» **TASK**
Pick out every line holding the string "name" and copy it.

» **RECORD EXCERPTS**
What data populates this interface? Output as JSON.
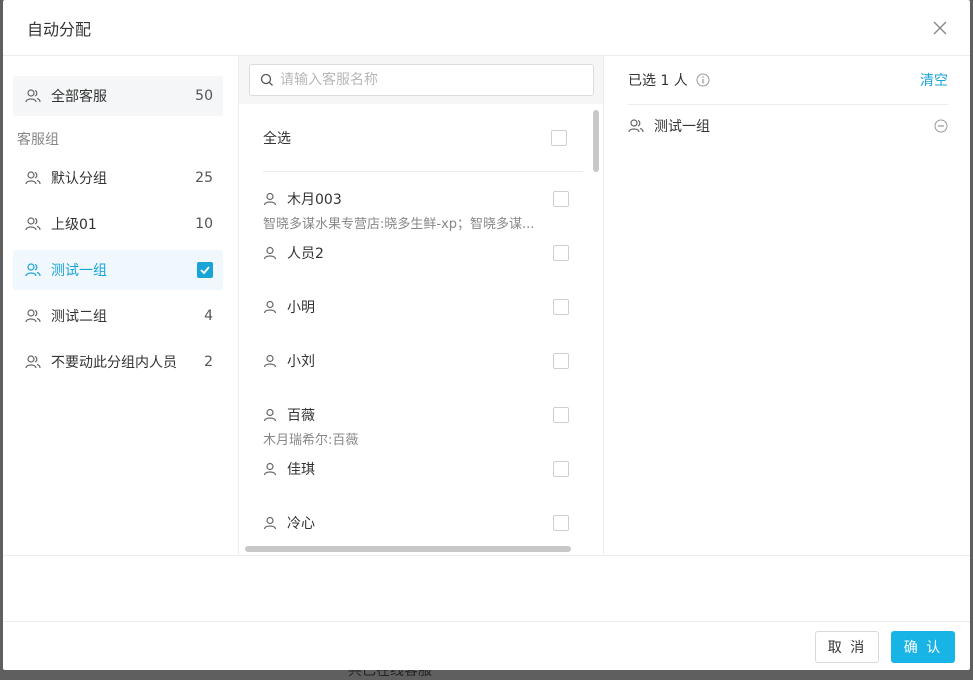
{
  "backdrop": {
    "bottom_text": "共已在线客服"
  },
  "modal": {
    "title": "自动分配"
  },
  "left": {
    "all_item": {
      "label": "全部客服",
      "count": "50"
    },
    "section_label": "客服组",
    "groups": [
      {
        "label": "默认分组",
        "count": "25",
        "checked": false
      },
      {
        "label": "上级01",
        "count": "10",
        "checked": false
      },
      {
        "label": "测试一组",
        "count": "",
        "checked": true
      },
      {
        "label": "测试二组",
        "count": "4",
        "checked": false
      },
      {
        "label": "不要动此分组内人员",
        "count": "2",
        "checked": false
      }
    ]
  },
  "middle": {
    "search_placeholder": "请输入客服名称",
    "select_all_label": "全选",
    "people": [
      {
        "name": "木月003",
        "sub": "智晓多谋水果专营店:晓多生鲜-xp；智晓多谋..."
      },
      {
        "name": "人员2",
        "sub": ""
      },
      {
        "name": "小明",
        "sub": ""
      },
      {
        "name": "小刘",
        "sub": ""
      },
      {
        "name": "百薇",
        "sub": "木月瑞希尔:百薇"
      },
      {
        "name": "佳琪",
        "sub": ""
      },
      {
        "name": "冷心",
        "sub": ""
      }
    ]
  },
  "right": {
    "selected_count": "已选 1 人",
    "clear_label": "清空",
    "selected_items": [
      {
        "label": "测试一组"
      }
    ]
  },
  "footer": {
    "cancel_label": "取 消",
    "ok_label": "确 认"
  },
  "colors": {
    "accent": "#19a4d6",
    "primary_button": "#19b4e6"
  }
}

» **EXERCISE SOLUTION**
        "name": "木月003",
        "name": "人员2",
        "name": "小明",
        "name": "小刘",
        "name": "百薇",
        "name": "佳琪",
        "name": "冷心",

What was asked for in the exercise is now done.